The bioactive conformation of 2 can be compared to that obtained by da-Silva et al. for MPUPA-LDVP (BIO1211, Figure 3) using a homology model of α4β1 integrin [94]. In the calculated pose, the ligand’s backbone folds in a reverse S-shape, and AspCOO of the peptide makes a salt bridge with Mg2+ at MIDAS. The C-terminal Pro occupies a space between subsites B and U on the top of the cavity, while the N-terminal MPUPA finds its position into subpockets E and L (Figure 11). Unfortunately, this structure has the fatal flaw that Asp residue appears in the (R) absolute configuration.
An alternative display of MPUPA-peptides was calculated by Sartori et al. [57]. Using the α5β1 integrin complex (3VI4) [87] as a template, the α4 subunit extrapolated from α4β7 (3V4V) was aligned with α5, and the model was exploited for docking eight known α4β1 integrin antagonists, including BIO1211 and 3 (for the chemical structures, see Figure 3). For these compounds, the MPUPA group occupied the upper subsite U. Figure 11 reports the situation for ligand 3. This procedure was used to pre-screen new potential ligands, and led to the unexpected identification of the agonist c[Amp(MPUPA)LEV] (6, Figure 5).

Simulations of α4β1 Integrin Agonists

Limited research has been devoted to agonists of leukocyte integrins. The binding poses of small αMβ2 agonists composed of a 3-benzylthiazolidine-2,4-dione scaffold connected to a 4-(furan-2-yl)benzoic acid were studied by molecular docking. According to the simulations, the ligands were projected to identify a hydrophobic cleft near the ligand-binding site, indicating the possibility of an allosteric mechanism. [59].
Molecular docking analysis was also performed for the agonist urea THI0019 (Figure 5), IC50 in the 1–2 mM range, capable of enhancing the adhesion of α4β1-expressing cell lines to VCAM-1 and the CS-1 region of FN. THI0019 was docked into the available α4β7 crystal structure (3V4V), and the predicted binding site overlaps the classic binding pocket (Figure 11). Thus, the hypothesis is proposed that for the natural ligand to bind, the compound would need to be displaced from this site [54].
A recent work committed particular attention to the structural requisites at the basis of agonism or antagonism at α4β1 integrin for LDV cyclopeptides [58]. Among the cyclopeptides 7 (Figure 3), the agonist 7a, c[Phu-LDV-isoAsp], and the antagonist 7c, c[(R)-Phu-LDV-isoAsp] (Phu, phenylalanineurea), captured attention for their opposite behaviour, despite the very close similarity. The manner in which the agonist boosts, whereas the antagonist diminishes, both intracellular signaling and the adhesion of α4β1 integrin-expressing cells to the native ligands FN or VCAM-1, appears particularly puzzling.
Molecular modeling of the prototypical agonist 7a and antagonist 7c, plus diverse correlated derivatives, was performed on a α4β1 integrin receptor model obtained by combining the α4 subunit from PDB 3V4V with the β1 subunit from PDB 4WK4, which describes a state of α5β1 intermediate between low affinity/closed and high affinity/open [88]. Hybrid density-functional theory (DFT) combined with QM/MM calculations was employed to address the MIDAS region and the receptor residues in the binding site. The poses obtained with Autodock 4.0 were equilibrated by a short molecular dynamics (MD) simulation.

**PROBLEM**
Decide whether each statement below agrees with the integrin modeling excerpt, answering yes or no and quoting the deciding words of the excerpt. 1. In the docking by Sartori et al., the MPUPA group sat in the upper subsite U. 2. THI0019 was docked into an α4β1 crystal structure. 3. The Autodock 4.0 poses were equilibrated by a long molecular dynamics simulation.

**RECORDED INFORMATION**
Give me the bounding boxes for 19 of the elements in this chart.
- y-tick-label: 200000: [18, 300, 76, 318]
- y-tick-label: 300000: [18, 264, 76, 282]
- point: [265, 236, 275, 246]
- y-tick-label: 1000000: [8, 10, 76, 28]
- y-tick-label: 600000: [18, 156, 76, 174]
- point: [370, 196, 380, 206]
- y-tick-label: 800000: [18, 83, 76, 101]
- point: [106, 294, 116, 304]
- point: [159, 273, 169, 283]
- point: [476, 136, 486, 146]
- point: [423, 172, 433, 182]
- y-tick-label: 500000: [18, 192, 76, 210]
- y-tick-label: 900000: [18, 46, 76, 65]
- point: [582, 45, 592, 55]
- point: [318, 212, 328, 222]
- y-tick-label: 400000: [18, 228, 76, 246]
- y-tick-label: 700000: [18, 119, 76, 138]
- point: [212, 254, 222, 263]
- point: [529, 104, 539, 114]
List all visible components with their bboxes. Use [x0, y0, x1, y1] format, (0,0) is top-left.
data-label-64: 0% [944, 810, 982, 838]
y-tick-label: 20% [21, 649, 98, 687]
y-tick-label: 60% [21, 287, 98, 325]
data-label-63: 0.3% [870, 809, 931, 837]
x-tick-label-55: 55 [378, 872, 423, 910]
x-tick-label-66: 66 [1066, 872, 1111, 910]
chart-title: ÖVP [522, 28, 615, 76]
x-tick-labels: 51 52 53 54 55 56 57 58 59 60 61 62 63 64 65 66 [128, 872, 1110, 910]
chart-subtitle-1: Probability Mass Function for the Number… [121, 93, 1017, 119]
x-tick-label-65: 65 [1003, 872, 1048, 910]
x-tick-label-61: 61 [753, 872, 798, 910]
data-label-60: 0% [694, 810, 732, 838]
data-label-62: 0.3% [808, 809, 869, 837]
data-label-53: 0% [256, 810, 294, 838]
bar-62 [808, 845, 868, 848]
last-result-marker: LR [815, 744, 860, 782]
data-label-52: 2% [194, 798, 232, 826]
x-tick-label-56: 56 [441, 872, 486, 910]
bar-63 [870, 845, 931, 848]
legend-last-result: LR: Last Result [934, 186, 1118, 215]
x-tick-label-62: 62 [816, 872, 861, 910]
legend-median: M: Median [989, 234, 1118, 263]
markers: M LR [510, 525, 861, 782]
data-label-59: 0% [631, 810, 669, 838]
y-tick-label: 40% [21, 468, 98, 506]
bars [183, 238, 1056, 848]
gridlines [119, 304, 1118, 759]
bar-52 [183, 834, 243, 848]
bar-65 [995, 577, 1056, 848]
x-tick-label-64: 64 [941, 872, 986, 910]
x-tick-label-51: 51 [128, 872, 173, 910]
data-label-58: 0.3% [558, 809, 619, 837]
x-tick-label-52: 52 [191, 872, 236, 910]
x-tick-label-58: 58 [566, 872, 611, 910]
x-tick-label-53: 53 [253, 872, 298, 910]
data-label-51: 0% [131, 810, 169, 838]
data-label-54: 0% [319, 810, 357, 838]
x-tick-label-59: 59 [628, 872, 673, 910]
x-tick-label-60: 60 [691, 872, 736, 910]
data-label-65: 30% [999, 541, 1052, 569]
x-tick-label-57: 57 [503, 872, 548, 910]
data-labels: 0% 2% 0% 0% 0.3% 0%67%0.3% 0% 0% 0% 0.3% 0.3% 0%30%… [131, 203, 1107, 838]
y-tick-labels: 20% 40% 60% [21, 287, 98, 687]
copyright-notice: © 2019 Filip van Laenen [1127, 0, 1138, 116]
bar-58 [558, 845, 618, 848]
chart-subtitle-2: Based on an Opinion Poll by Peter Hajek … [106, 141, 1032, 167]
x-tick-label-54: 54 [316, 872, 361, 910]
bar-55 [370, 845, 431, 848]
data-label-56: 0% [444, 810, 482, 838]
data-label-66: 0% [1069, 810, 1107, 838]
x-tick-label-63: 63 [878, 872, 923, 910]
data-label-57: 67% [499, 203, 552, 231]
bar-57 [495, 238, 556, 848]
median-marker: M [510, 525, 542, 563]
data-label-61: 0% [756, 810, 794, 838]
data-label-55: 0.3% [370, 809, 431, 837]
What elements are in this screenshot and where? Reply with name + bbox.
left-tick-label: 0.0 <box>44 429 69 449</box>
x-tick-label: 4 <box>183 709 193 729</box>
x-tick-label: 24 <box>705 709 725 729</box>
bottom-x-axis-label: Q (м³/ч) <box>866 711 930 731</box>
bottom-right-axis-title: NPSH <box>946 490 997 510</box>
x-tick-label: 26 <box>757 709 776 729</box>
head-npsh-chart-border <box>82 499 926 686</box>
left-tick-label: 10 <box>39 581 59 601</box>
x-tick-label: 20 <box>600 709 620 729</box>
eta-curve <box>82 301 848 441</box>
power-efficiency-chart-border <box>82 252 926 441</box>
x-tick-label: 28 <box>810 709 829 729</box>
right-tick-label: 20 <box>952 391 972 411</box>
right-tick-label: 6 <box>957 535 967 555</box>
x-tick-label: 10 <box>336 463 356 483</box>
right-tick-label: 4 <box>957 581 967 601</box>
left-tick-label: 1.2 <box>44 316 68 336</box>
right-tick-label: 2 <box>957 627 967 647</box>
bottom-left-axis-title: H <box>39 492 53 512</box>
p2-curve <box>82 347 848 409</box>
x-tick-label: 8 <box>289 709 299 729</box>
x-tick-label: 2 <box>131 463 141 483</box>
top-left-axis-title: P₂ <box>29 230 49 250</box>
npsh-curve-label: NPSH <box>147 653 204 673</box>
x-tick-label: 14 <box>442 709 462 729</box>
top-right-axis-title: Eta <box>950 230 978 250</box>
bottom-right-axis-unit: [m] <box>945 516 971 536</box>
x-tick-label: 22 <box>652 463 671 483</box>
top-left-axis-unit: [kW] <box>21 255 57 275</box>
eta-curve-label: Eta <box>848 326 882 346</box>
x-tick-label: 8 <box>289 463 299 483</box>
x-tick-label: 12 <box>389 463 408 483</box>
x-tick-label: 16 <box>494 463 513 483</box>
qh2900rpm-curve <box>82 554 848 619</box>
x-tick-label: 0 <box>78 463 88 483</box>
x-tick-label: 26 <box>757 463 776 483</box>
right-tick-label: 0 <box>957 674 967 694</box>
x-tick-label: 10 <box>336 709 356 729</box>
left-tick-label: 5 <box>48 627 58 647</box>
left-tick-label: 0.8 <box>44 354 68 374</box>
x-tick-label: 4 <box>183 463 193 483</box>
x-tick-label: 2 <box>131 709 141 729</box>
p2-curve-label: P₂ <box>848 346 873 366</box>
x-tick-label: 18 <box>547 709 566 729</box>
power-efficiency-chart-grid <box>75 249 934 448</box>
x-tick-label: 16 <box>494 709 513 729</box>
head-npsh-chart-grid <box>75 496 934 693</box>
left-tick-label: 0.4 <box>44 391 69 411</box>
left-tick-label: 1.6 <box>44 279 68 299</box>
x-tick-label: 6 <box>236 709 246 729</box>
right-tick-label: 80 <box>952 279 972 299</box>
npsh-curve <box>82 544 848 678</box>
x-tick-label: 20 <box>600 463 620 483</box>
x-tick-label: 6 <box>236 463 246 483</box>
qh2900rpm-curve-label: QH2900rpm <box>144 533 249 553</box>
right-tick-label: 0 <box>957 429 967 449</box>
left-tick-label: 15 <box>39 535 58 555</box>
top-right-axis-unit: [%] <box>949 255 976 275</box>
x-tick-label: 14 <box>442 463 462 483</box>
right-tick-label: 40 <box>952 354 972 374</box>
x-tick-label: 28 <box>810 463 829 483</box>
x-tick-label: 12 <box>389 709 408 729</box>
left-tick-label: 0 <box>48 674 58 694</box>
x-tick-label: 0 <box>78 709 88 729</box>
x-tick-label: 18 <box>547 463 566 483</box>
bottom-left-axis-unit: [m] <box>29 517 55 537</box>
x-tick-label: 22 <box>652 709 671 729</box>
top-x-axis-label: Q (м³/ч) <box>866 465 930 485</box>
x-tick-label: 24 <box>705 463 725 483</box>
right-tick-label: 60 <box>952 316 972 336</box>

**COMPLETED EXERCISE**
1. Yes: "For these compounds, the MPUPA group occupied the upper subsite U."
2. No: "THI0019 was docked into the available α4β7 crystal structure (3V4V)"
3. No: "The poses obtained with Autodock 4.0 were equilibrated by a short molecular dynamics (MD) simulation."